| DIRECTION |
Determine how many lines contain the string "void", then reply with that figure only.

Stored data:
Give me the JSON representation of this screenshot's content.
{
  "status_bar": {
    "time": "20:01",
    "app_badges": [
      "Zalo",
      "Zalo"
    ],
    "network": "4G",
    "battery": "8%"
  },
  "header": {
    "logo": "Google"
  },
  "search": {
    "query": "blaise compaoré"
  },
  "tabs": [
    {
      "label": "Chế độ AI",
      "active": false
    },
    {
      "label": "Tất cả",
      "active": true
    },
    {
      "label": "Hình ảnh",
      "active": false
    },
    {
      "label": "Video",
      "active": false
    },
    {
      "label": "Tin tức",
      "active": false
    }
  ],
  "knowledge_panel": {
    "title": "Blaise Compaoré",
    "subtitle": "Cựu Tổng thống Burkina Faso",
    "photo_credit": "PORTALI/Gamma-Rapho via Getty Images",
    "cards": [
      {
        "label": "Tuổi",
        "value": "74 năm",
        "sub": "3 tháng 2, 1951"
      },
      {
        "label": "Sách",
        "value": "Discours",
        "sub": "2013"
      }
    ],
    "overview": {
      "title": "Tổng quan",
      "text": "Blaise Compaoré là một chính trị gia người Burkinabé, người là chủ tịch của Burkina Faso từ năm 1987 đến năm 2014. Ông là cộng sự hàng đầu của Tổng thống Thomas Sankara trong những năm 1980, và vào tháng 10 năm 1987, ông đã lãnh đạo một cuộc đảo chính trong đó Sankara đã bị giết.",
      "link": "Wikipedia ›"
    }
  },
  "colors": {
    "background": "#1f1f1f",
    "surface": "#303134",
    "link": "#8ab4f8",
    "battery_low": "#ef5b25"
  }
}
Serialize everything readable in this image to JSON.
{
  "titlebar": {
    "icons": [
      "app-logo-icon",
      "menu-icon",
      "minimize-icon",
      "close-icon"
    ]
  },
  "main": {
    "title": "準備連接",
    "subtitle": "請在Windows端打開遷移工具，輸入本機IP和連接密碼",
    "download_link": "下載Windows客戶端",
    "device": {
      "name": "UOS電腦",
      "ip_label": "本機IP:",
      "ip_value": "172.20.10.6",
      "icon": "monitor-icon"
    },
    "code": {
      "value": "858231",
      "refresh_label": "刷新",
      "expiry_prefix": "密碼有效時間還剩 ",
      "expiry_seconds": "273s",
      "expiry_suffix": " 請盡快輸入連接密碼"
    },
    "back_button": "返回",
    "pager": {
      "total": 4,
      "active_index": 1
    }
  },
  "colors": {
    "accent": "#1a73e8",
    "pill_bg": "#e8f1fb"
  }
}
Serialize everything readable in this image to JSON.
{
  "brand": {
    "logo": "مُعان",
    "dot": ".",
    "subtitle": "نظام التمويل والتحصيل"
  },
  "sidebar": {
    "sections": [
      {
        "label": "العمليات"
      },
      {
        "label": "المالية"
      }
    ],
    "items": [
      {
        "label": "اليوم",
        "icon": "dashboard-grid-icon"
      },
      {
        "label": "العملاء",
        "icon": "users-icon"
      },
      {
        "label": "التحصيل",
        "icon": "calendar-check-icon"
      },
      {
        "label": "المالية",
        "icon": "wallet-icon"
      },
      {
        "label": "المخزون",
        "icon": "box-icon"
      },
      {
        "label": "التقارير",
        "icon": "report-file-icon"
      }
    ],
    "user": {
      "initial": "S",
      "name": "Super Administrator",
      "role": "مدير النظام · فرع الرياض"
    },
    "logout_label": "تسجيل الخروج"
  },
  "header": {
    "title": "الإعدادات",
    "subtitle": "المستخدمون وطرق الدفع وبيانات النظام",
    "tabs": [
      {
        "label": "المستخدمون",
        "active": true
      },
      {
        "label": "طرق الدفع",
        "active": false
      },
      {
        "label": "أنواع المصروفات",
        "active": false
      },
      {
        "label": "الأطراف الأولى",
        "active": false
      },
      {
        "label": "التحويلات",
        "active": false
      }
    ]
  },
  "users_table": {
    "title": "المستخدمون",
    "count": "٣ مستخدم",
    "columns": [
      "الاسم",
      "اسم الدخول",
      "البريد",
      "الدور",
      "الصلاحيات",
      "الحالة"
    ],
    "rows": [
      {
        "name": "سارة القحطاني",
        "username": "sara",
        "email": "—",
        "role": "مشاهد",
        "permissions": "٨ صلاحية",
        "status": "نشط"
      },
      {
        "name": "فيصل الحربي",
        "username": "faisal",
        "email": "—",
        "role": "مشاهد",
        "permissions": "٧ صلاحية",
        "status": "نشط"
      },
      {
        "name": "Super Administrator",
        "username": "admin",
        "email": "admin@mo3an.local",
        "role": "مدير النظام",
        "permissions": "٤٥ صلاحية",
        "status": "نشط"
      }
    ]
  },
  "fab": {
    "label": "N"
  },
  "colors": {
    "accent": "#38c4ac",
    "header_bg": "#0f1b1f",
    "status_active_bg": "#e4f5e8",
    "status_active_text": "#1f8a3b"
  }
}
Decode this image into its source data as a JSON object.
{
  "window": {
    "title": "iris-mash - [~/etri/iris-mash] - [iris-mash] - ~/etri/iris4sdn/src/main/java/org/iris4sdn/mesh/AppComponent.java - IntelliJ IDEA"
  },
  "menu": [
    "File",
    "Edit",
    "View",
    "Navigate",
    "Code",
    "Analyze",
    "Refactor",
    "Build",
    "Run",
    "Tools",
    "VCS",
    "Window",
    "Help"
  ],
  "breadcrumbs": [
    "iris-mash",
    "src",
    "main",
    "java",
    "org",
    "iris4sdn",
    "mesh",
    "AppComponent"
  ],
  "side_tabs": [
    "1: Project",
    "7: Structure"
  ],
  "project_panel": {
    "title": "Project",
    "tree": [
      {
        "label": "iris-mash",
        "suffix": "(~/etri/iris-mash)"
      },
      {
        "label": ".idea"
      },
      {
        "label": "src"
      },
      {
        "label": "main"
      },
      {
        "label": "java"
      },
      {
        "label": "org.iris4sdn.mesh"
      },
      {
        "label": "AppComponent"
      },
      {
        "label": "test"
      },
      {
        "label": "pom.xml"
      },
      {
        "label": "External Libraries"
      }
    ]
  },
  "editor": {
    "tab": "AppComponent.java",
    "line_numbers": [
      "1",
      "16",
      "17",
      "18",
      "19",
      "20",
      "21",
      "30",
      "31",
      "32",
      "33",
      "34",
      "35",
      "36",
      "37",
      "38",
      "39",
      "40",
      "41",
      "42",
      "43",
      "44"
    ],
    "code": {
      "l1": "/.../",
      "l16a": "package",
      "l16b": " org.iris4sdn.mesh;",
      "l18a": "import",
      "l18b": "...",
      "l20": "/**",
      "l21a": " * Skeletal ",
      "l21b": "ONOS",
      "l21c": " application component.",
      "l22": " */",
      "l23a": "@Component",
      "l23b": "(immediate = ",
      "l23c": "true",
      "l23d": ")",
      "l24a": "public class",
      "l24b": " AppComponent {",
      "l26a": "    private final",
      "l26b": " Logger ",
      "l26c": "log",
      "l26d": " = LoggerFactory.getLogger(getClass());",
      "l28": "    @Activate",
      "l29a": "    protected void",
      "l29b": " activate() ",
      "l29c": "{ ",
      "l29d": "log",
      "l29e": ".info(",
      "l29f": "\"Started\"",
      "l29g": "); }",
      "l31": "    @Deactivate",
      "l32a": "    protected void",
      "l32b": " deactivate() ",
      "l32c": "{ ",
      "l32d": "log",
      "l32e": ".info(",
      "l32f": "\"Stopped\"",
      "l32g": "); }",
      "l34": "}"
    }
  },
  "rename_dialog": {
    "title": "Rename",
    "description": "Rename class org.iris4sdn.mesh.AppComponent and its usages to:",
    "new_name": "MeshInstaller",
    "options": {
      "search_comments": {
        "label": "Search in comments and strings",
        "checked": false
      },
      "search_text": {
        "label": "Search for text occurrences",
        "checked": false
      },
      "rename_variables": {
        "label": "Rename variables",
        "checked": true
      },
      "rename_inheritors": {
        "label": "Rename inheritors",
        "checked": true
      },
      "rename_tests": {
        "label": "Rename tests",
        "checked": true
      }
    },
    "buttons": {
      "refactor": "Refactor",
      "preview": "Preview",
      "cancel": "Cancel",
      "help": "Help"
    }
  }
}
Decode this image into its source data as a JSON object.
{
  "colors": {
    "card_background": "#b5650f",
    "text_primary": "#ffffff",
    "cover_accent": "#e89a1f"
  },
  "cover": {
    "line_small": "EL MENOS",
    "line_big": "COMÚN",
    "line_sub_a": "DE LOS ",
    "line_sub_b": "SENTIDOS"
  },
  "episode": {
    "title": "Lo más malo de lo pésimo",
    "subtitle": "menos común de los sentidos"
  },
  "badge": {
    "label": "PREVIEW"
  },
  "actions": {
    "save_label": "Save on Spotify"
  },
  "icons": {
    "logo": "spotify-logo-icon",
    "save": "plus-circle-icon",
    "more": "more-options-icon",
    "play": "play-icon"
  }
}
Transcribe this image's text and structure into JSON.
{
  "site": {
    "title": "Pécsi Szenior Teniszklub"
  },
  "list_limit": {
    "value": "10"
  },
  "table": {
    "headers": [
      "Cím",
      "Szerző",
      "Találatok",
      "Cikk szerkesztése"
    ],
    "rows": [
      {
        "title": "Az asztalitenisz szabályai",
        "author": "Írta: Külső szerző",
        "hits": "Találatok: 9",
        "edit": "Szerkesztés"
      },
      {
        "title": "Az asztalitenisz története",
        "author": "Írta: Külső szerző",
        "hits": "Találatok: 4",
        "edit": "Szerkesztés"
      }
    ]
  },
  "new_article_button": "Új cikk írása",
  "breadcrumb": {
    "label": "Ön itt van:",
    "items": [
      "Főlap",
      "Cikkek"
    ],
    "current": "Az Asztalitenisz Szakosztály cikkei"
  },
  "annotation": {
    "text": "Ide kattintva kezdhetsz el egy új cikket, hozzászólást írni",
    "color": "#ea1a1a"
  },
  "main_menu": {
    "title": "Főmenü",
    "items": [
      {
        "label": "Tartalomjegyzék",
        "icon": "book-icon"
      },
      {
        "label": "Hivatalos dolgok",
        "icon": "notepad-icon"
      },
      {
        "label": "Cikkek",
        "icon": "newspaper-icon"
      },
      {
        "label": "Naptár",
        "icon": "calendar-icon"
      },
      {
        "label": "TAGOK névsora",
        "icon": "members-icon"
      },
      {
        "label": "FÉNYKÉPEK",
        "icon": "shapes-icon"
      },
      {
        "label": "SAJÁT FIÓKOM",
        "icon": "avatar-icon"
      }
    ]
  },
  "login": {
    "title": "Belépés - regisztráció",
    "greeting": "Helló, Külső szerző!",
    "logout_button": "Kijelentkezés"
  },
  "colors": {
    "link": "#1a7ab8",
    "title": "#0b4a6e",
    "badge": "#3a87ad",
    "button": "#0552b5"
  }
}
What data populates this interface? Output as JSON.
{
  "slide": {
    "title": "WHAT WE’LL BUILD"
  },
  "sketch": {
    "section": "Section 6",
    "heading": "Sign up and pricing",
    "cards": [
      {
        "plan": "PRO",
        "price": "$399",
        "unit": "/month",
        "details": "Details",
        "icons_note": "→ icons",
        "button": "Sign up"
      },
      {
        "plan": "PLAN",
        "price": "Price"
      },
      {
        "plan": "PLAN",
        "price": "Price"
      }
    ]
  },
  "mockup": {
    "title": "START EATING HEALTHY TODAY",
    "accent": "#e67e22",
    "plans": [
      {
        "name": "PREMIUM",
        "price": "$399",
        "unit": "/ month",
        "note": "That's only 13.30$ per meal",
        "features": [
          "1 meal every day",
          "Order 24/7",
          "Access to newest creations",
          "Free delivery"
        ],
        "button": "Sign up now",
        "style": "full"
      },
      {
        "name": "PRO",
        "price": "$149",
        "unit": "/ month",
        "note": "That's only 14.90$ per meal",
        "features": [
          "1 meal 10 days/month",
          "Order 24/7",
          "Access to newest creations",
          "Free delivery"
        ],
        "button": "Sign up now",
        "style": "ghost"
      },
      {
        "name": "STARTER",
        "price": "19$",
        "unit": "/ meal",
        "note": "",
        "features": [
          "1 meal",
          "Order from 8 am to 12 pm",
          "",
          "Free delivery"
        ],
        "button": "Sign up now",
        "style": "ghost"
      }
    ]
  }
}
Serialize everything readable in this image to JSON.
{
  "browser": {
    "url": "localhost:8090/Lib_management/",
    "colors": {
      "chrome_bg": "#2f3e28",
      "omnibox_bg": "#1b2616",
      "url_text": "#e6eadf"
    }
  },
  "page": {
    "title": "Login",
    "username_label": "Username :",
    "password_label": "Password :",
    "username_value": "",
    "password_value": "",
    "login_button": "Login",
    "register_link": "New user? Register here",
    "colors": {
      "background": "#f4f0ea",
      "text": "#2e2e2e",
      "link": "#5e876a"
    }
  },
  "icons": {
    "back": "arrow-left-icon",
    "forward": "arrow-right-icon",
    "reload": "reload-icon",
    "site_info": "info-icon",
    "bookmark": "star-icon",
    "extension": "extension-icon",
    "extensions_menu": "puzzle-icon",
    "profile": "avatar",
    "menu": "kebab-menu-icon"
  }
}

| TASK OUTPUT |
2